__Set problem__: Check each line of the listing below for the word "cháu" and say how many lines have it. Nothing else should be written.
+++ Recorded information +++
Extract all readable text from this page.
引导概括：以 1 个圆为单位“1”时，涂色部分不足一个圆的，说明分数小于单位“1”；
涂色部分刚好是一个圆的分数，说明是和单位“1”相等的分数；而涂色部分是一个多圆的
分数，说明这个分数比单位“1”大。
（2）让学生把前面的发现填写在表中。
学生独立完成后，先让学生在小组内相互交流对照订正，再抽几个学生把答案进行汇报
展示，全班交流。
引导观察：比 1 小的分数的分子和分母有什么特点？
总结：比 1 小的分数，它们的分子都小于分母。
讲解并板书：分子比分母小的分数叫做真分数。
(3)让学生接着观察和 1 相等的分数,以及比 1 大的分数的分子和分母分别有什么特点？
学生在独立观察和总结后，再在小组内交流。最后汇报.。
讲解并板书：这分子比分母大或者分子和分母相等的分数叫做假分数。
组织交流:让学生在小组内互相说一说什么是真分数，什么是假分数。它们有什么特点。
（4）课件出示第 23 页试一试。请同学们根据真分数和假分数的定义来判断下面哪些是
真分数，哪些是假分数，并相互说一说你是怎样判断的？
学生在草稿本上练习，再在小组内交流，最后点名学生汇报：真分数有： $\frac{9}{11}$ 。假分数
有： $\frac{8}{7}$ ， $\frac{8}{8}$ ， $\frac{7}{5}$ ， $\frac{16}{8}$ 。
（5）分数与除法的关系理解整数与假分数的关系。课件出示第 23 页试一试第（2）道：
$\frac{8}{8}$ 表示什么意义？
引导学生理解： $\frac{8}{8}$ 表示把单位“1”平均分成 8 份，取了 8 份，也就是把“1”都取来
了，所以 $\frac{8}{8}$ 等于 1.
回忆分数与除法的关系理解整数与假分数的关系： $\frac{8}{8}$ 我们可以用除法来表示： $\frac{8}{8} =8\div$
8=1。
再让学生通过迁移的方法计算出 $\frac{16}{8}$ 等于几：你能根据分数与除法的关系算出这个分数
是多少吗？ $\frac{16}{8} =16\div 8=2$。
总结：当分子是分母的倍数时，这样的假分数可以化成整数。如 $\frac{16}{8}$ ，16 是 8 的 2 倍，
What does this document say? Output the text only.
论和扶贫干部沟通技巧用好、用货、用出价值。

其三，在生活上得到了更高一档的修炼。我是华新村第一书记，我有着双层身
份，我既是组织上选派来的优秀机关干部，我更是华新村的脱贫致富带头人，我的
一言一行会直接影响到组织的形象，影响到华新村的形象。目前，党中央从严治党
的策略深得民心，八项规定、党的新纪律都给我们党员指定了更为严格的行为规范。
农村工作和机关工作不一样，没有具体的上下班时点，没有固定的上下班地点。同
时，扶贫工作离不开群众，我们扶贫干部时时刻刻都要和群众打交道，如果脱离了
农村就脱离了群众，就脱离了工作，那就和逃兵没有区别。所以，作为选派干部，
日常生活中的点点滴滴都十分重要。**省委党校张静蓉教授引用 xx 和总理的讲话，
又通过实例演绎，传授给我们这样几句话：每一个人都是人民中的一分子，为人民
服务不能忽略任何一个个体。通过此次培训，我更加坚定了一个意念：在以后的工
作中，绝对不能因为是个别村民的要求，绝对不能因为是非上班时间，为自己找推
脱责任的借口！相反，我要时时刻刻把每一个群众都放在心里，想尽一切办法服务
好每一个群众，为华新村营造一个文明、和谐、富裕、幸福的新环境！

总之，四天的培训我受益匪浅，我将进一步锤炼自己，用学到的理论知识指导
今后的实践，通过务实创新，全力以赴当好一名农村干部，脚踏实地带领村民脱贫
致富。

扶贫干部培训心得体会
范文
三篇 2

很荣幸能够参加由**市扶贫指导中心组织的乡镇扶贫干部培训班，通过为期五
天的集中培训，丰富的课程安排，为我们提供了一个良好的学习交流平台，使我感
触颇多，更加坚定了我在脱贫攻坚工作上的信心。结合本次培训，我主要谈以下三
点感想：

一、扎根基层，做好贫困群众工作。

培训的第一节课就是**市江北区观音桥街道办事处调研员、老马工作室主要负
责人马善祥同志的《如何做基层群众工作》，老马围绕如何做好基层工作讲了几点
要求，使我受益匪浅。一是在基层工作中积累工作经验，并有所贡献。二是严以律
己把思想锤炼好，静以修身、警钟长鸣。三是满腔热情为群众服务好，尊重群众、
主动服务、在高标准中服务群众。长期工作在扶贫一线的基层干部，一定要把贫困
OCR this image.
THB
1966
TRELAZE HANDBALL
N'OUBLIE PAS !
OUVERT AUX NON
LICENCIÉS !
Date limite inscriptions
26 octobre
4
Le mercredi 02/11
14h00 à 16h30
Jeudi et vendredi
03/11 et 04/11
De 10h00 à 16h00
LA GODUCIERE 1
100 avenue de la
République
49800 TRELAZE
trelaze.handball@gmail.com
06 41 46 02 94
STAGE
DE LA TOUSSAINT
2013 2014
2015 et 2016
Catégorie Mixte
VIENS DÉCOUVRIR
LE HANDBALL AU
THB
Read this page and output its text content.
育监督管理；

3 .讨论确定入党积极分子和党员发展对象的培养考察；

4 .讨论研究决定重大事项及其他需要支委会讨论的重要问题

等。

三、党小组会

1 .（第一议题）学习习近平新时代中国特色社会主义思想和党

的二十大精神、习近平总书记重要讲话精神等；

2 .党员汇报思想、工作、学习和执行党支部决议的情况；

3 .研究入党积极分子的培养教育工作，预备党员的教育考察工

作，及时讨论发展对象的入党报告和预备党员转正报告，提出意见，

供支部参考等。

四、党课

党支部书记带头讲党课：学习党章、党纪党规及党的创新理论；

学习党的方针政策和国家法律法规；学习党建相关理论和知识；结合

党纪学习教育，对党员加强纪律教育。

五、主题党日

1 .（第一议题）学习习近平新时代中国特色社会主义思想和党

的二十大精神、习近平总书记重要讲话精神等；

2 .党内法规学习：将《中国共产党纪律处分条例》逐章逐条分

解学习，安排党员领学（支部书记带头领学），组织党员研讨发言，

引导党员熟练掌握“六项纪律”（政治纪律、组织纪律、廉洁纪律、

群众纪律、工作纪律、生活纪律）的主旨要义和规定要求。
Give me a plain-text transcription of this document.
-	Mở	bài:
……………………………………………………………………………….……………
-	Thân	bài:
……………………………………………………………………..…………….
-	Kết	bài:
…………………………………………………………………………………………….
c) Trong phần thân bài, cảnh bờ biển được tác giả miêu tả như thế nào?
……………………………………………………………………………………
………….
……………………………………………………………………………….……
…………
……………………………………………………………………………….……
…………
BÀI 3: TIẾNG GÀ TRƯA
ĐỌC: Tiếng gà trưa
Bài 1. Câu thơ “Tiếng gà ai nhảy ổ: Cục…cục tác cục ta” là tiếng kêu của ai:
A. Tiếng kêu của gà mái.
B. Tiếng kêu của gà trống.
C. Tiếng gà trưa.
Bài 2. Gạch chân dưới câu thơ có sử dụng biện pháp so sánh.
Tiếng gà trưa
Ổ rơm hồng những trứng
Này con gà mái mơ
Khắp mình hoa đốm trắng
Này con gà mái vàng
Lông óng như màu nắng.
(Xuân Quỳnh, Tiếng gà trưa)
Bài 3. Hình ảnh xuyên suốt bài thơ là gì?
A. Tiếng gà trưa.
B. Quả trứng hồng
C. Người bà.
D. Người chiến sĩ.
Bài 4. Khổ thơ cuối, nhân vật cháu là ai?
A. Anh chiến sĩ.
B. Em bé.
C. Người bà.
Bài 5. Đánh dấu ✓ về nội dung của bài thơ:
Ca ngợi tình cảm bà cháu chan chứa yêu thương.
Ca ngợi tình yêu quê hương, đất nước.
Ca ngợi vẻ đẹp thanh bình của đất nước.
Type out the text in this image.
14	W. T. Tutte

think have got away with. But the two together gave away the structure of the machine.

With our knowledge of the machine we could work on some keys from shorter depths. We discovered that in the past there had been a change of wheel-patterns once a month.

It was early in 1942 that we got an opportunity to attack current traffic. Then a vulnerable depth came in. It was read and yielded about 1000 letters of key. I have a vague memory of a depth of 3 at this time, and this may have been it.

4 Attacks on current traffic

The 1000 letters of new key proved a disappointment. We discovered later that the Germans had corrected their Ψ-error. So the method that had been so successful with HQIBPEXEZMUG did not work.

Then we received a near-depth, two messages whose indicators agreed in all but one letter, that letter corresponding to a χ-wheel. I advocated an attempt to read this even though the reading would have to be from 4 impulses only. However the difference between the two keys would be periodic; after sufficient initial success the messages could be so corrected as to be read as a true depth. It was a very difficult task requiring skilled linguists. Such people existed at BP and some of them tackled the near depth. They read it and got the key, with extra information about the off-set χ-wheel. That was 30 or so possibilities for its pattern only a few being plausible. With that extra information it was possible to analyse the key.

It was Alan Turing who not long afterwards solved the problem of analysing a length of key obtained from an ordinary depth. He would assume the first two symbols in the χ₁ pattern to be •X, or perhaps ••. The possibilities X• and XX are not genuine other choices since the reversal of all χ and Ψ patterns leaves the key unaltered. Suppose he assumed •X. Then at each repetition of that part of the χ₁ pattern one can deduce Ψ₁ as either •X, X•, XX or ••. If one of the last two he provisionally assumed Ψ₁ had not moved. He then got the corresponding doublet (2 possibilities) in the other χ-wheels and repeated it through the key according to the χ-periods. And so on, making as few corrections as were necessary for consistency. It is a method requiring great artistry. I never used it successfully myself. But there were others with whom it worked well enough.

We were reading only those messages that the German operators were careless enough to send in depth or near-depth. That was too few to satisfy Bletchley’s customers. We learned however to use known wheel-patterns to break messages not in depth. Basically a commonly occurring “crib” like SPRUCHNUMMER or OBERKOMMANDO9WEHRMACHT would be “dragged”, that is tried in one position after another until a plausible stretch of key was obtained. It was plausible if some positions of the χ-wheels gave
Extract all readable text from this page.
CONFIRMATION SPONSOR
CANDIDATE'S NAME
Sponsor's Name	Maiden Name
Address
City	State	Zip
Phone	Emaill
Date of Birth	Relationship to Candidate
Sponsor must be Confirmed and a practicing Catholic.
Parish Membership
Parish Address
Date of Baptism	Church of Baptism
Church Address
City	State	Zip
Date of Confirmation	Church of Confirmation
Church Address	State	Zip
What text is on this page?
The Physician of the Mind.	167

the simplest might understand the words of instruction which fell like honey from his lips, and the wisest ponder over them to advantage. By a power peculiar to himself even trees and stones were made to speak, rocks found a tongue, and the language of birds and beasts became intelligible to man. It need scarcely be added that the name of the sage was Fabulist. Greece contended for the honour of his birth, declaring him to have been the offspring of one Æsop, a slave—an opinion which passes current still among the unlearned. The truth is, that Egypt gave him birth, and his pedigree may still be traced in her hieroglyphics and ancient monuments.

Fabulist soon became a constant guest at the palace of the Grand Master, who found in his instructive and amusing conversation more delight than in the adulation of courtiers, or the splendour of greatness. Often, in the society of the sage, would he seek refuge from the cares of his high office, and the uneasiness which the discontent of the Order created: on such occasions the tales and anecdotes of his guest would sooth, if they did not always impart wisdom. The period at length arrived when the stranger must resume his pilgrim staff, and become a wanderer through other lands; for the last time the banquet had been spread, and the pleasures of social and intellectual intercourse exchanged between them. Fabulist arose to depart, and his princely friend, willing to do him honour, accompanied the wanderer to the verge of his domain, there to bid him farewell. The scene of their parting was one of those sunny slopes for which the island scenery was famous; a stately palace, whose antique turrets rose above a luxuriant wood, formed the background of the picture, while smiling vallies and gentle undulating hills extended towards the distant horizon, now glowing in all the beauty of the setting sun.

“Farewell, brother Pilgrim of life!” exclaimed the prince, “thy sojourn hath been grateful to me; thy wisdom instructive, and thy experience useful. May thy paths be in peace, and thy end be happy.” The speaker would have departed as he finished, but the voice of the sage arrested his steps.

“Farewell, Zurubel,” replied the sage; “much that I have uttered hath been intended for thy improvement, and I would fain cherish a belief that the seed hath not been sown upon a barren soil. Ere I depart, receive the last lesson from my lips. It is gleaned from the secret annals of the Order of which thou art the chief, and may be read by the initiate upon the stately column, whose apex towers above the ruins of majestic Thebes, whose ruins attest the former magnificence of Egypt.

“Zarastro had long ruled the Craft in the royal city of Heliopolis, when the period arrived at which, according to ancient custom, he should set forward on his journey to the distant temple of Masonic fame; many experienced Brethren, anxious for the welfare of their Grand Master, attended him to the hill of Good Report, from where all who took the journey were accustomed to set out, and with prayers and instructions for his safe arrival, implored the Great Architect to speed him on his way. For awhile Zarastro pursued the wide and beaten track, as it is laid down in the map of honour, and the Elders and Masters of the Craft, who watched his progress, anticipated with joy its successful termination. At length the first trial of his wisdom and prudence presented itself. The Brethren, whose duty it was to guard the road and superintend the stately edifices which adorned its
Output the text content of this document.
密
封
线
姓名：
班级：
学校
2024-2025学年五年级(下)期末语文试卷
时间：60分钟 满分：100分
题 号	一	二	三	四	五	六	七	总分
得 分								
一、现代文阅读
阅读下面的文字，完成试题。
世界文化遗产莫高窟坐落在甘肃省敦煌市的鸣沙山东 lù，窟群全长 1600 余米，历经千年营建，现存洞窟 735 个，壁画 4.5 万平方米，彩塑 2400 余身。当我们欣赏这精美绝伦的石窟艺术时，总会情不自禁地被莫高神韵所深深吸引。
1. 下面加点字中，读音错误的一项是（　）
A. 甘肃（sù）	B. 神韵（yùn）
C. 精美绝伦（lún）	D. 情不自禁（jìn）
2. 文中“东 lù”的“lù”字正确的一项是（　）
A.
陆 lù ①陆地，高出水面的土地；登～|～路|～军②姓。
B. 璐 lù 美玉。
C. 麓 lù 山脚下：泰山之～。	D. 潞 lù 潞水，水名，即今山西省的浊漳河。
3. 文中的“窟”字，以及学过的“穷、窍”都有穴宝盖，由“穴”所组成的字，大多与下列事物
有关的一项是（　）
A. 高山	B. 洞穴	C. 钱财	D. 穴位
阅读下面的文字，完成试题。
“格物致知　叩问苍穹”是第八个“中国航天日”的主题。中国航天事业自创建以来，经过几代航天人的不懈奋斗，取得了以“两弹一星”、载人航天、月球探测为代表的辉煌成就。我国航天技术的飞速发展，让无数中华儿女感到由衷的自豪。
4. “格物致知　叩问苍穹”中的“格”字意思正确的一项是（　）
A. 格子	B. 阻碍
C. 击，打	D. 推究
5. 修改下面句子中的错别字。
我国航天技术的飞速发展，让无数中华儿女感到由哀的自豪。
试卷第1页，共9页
+++
__Solution__: 2